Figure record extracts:
[START]
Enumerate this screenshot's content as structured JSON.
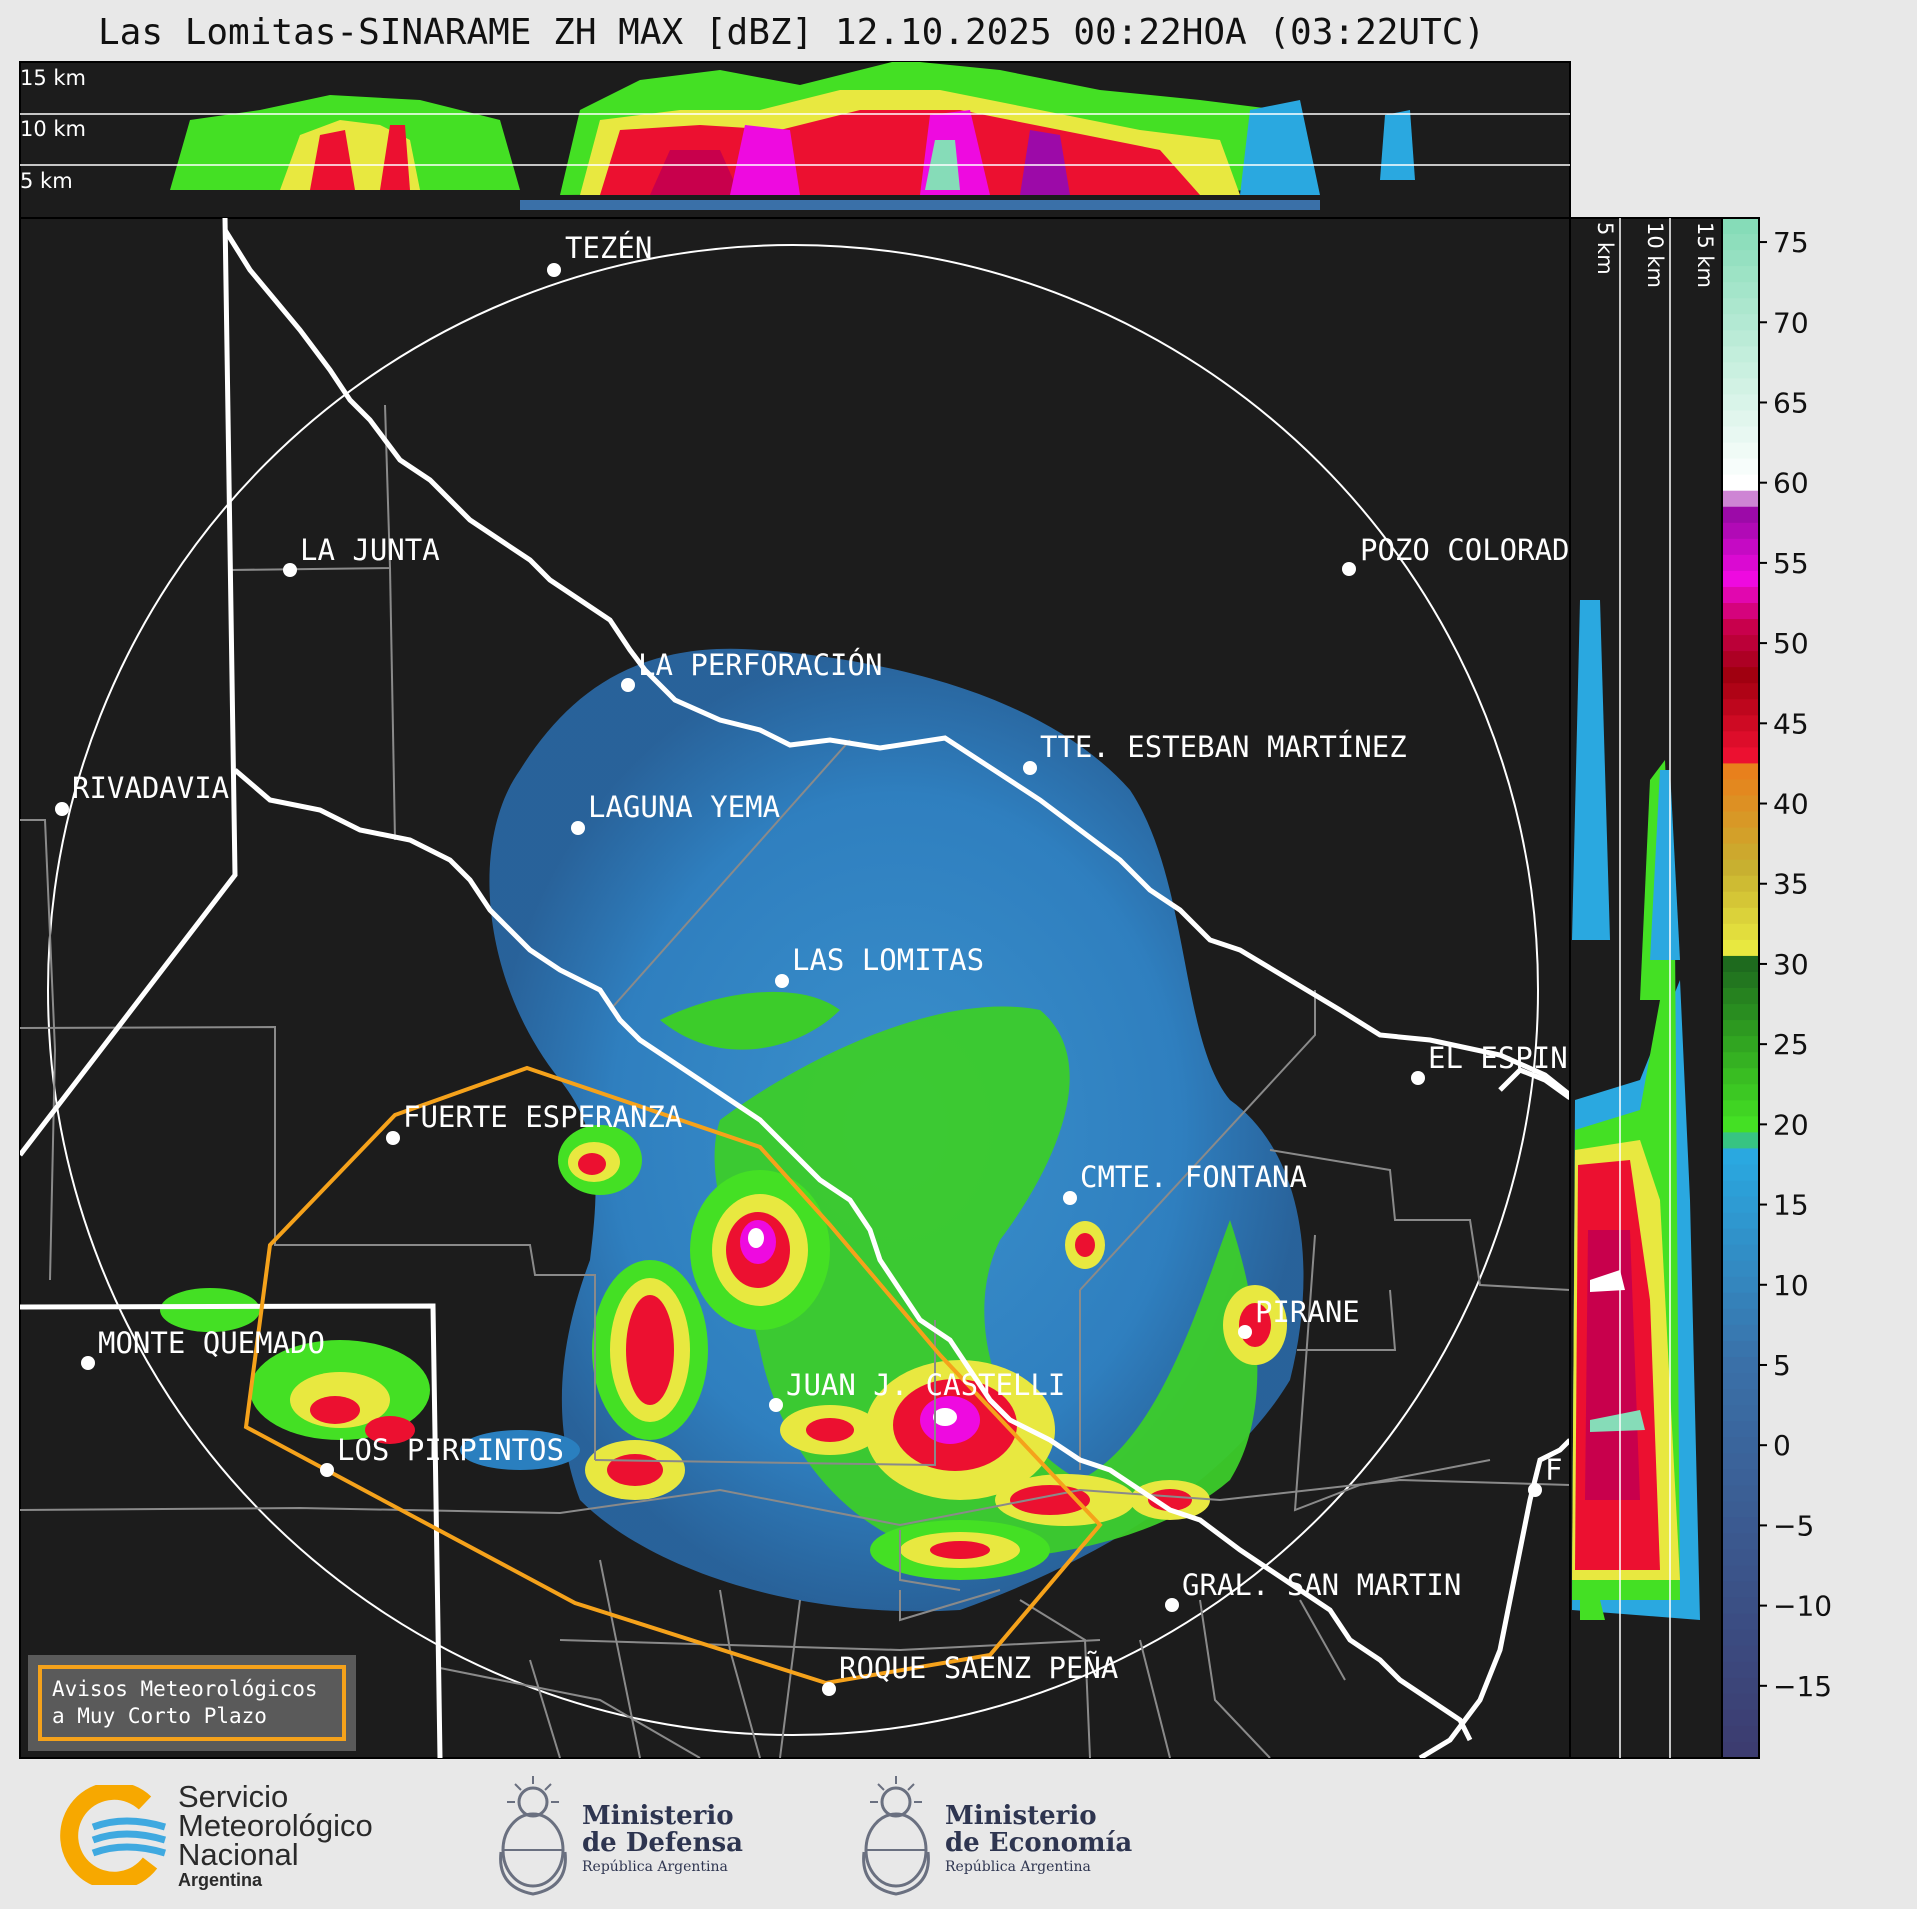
{
  "title": "Las Lomitas-SINARAME ZH MAX [dBZ] 12.10.2025 00:22HOA (03:22UTC)",
  "cross_section_top": {
    "km_labels": [
      "15 km",
      "10 km",
      "5 km"
    ]
  },
  "cross_section_right": {
    "km_labels": [
      "5 km",
      "10 km",
      "15 km"
    ]
  },
  "cities": [
    {
      "name": "TEZÉN"
    },
    {
      "name": "LA JUNTA"
    },
    {
      "name": "POZO COLORAD"
    },
    {
      "name": "LA PERFORACIÓN"
    },
    {
      "name": "TTE. ESTEBAN MARTÍNEZ"
    },
    {
      "name": "RIVADAVIA"
    },
    {
      "name": "LAGUNA YEMA"
    },
    {
      "name": "LAS LOMITAS"
    },
    {
      "name": "EL ESPIN"
    },
    {
      "name": "FUERTE ESPERANZA"
    },
    {
      "name": "CMTE. FONTANA"
    },
    {
      "name": "PIRANE"
    },
    {
      "name": "MONTE QUEMADO"
    },
    {
      "name": "JUAN J. CASTELLI"
    },
    {
      "name": "LOS PIRPINTOS"
    },
    {
      "name": "F"
    },
    {
      "name": "GRAL. SAN MARTIN"
    },
    {
      "name": "ROQUE SAENZ PEÑA"
    }
  ],
  "colorbar": {
    "unit": "dBZ",
    "ticks": [
      "75",
      "70",
      "65",
      "60",
      "55",
      "50",
      "45",
      "40",
      "35",
      "30",
      "25",
      "20",
      "15",
      "10",
      "5",
      "0",
      "−5",
      "−10",
      "−15"
    ],
    "stops": [
      {
        "dbz": 76,
        "color": "#86dcb8"
      },
      {
        "dbz": 60,
        "color": "#ffffff"
      },
      {
        "dbz": 58,
        "color": "#9c0aa8"
      },
      {
        "dbz": 54,
        "color": "#ee0ae0"
      },
      {
        "dbz": 51,
        "color": "#c8004c"
      },
      {
        "dbz": 48,
        "color": "#a00010"
      },
      {
        "dbz": 43,
        "color": "#ec1030"
      },
      {
        "dbz": 42,
        "color": "#e8801c"
      },
      {
        "dbz": 36,
        "color": "#c8b030"
      },
      {
        "dbz": 31,
        "color": "#e8e840"
      },
      {
        "dbz": 30,
        "color": "#1e6a1e"
      },
      {
        "dbz": 20,
        "color": "#44e024"
      },
      {
        "dbz": 18,
        "color": "#2aa8e0"
      },
      {
        "dbz": 5,
        "color": "#3a70a8"
      },
      {
        "dbz": -19,
        "color": "#3c3c70"
      }
    ]
  },
  "warning_box": {
    "text": "Avisos Meteorológicos\na Muy Corto Plazo"
  },
  "logos": {
    "smn": {
      "line1": "Servicio",
      "line2": "Meteorológico",
      "line3": "Nacional",
      "line4": "Argentina"
    },
    "defensa": {
      "line1": "Ministerio",
      "line2": "de Defensa",
      "line3": "República Argentina"
    },
    "economia": {
      "line1": "Ministerio",
      "line2": "de Economía",
      "line3": "República Argentina"
    }
  },
  "colors": {
    "map_background": "#1c1c1c",
    "warning_polygon": "#f5a21b",
    "border_major": "#ffffff",
    "border_minor": "#8a8a8a"
  }
}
[END]
### JOB
Skip the pictures and print each record exactly as it stands.

### RESPONSE
Enumerate this screenshot's content as structured JSON.
{
  "title": "Las Lomitas-SINARAME ZH MAX [dBZ] 12.10.2025 00:22HOA (03:22UTC)",
  "cross_section_top": {
    "km_labels": [
      "15 km",
      "10 km",
      "5 km"
    ]
  },
  "cross_section_right": {
    "km_labels": [
      "5 km",
      "10 km",
      "15 km"
    ]
  },
  "cities": [
    {
      "name": "TEZÉN"
    },
    {
      "name": "LA JUNTA"
    },
    {
      "name": "POZO COLORAD"
    },
    {
      "name": "LA PERFORACIÓN"
    },
    {
      "name": "TTE. ESTEBAN MARTÍNEZ"
    },
    {
      "name": "RIVADAVIA"
    },
    {
      "name": "LAGUNA YEMA"
    },
    {
      "name": "LAS LOMITAS"
    },
    {
      "name": "EL ESPIN"
    },
    {
      "name": "FUERTE ESPERANZA"
    },
    {
      "name": "CMTE. FONTANA"
    },
    {
      "name": "PIRANE"
    },
    {
      "name": "MONTE QUEMADO"
    },
    {
      "name": "JUAN J. CASTELLI"
    },
    {
      "name": "LOS PIRPINTOS"
    },
    {
      "name": "F"
    },
    {
      "name": "GRAL. SAN MARTIN"
    },
    {
      "name": "ROQUE SAENZ PEÑA"
    }
  ],
  "colorbar": {
    "unit": "dBZ",
    "ticks": [
      "75",
      "70",
      "65",
      "60",
      "55",
      "50",
      "45",
      "40",
      "35",
      "30",
      "25",
      "20",
      "15",
      "10",
      "5",
      "0",
      "−5",
      "−10",
      "−15"
    ],
    "stops": [
      {
        "dbz": 76,
        "color": "#86dcb8"
      },
      {
        "dbz": 60,
        "color": "#ffffff"
      },
      {
        "dbz": 58,
        "color": "#9c0aa8"
      },
      {
        "dbz": 54,
        "color": "#ee0ae0"
      },
      {
        "dbz": 51,
        "color": "#c8004c"
      },
      {
        "dbz": 48,
        "color": "#a00010"
      },
      {
        "dbz": 43,
        "color": "#ec1030"
      },
      {
        "dbz": 42,
        "color": "#e8801c"
      },
      {
        "dbz": 36,
        "color": "#c8b030"
      },
      {
        "dbz": 31,
        "color": "#e8e840"
      },
      {
        "dbz": 30,
        "color": "#1e6a1e"
      },
      {
        "dbz": 20,
        "color": "#44e024"
      },
      {
        "dbz": 18,
        "color": "#2aa8e0"
      },
      {
        "dbz": 5,
        "color": "#3a70a8"
      },
      {
        "dbz": -19,
        "color": "#3c3c70"
      }
    ]
  },
  "warning_box": {
    "text": "Avisos Meteorológicos\na Muy Corto Plazo"
  },
  "logos": {
    "smn": {
      "line1": "Servicio",
      "line2": "Meteorológico",
      "line3": "Nacional",
      "line4": "Argentina"
    },
    "defensa": {
      "line1": "Ministerio",
      "line2": "de Defensa",
      "line3": "República Argentina"
    },
    "economia": {
      "line1": "Ministerio",
      "line2": "de Economía",
      "line3": "República Argentina"
    }
  },
  "colors": {
    "map_background": "#1c1c1c",
    "warning_polygon": "#f5a21b",
    "border_major": "#ffffff",
    "border_minor": "#8a8a8a"
  }
}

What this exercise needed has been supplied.